Start Given information
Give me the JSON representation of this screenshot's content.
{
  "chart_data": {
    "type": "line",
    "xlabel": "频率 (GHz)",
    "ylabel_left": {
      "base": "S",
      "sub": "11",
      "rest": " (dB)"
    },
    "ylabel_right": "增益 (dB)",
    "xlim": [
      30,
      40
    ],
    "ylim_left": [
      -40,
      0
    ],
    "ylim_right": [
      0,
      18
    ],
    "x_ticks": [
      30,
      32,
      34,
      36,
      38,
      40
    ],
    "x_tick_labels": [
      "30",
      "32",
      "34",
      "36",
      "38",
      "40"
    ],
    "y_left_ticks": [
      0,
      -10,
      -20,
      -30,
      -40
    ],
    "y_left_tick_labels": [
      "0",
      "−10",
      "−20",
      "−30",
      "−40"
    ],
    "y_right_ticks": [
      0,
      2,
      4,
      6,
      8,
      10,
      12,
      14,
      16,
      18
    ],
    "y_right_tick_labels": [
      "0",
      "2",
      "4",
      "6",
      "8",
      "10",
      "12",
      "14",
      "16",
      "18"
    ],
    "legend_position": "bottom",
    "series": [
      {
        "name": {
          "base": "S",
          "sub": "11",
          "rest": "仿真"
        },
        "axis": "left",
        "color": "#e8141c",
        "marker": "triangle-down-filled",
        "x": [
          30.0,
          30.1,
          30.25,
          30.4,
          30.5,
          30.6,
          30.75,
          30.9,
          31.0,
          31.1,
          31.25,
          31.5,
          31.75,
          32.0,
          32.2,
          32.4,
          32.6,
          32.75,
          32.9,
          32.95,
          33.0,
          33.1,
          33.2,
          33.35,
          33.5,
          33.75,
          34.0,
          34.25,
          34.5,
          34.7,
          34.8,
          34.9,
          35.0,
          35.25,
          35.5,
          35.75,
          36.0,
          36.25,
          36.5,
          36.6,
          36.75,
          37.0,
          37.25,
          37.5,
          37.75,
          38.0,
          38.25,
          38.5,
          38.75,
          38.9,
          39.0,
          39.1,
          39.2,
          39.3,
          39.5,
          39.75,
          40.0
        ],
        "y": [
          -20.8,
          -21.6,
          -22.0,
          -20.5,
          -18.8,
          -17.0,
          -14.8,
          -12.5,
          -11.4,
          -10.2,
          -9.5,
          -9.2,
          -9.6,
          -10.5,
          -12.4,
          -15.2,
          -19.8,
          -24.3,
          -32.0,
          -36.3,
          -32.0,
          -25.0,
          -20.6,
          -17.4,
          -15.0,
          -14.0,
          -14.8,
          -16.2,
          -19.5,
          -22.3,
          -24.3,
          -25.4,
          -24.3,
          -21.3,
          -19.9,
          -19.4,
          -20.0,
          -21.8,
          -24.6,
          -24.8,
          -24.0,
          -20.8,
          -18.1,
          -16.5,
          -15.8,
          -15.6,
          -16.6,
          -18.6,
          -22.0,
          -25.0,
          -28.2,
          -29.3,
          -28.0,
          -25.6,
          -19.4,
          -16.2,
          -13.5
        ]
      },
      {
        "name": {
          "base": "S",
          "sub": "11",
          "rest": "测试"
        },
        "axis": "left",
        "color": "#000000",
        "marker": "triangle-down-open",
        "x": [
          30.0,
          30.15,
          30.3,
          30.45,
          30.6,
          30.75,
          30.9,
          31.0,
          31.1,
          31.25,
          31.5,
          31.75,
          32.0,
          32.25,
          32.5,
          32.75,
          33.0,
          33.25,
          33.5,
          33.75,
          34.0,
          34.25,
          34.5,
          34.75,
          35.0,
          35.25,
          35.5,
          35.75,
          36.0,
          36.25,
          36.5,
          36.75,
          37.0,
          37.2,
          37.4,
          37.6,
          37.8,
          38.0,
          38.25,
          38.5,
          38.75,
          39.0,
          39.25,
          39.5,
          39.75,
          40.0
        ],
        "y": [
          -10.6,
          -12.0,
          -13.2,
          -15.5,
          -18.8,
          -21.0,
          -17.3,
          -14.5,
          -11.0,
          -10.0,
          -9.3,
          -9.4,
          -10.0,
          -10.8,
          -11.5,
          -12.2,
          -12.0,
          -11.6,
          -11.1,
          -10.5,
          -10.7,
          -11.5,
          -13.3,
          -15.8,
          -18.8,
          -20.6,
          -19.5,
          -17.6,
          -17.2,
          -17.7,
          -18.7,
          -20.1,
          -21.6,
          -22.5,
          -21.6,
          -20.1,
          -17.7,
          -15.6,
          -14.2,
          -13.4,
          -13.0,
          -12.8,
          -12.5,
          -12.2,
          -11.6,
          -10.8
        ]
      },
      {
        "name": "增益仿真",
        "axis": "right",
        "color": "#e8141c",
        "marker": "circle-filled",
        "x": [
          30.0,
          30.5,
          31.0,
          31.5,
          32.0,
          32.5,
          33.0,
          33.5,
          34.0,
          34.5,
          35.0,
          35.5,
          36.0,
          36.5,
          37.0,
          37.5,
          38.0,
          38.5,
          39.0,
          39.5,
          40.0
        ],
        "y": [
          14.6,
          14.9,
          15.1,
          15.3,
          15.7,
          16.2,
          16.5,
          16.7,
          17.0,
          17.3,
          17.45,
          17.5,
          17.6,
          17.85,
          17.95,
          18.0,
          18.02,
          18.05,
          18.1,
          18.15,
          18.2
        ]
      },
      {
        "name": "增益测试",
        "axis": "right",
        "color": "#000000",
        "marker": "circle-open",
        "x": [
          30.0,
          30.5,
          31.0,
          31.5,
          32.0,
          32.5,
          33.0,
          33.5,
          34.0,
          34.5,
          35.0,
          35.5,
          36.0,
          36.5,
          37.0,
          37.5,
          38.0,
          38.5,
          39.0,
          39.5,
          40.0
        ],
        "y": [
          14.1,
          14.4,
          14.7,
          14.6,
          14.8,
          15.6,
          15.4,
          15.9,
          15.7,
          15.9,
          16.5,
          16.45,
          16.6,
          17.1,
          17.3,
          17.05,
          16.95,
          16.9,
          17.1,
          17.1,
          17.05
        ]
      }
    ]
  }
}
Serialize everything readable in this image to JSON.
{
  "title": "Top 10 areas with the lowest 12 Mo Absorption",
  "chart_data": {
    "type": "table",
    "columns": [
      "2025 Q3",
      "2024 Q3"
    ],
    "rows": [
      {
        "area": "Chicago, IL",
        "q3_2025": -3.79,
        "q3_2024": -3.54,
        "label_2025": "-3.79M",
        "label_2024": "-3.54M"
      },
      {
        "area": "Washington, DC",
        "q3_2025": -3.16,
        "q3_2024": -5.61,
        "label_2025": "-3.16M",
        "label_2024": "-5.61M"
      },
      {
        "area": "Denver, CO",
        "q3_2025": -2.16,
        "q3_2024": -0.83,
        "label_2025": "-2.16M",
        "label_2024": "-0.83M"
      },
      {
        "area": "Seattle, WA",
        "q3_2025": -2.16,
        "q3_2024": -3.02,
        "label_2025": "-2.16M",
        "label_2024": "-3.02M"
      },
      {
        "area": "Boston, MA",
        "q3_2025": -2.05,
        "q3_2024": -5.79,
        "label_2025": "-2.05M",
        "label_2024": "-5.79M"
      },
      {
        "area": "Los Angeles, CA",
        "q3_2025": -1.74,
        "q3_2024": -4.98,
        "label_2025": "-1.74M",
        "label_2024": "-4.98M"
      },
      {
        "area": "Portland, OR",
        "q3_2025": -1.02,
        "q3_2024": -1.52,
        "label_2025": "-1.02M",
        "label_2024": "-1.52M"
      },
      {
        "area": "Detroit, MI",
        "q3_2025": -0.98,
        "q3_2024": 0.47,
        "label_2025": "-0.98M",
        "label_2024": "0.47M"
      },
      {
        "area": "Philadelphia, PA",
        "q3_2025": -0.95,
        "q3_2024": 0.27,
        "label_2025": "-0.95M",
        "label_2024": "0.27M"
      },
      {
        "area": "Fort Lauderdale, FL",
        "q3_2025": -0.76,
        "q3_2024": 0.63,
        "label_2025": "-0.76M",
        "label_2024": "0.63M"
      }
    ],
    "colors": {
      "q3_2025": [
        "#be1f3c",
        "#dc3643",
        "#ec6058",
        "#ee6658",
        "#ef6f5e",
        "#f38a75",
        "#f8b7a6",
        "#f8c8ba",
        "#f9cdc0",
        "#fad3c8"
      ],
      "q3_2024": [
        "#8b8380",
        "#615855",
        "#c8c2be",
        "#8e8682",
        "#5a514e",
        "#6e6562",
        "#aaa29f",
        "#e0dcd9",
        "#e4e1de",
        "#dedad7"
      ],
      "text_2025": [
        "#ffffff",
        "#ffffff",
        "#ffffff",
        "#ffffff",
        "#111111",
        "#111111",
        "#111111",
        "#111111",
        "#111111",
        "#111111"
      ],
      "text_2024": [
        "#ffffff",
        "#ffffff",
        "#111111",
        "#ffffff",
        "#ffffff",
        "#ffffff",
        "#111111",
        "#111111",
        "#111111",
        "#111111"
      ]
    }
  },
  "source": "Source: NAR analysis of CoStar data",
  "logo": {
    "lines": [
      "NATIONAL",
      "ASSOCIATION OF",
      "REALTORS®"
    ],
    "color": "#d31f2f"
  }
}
End Given information
Exercise requirements
Using the listing above, pull out all lines that hold the word "open".

Correct result
        "marker": "triangle-down-open",
        "marker": "circle-open",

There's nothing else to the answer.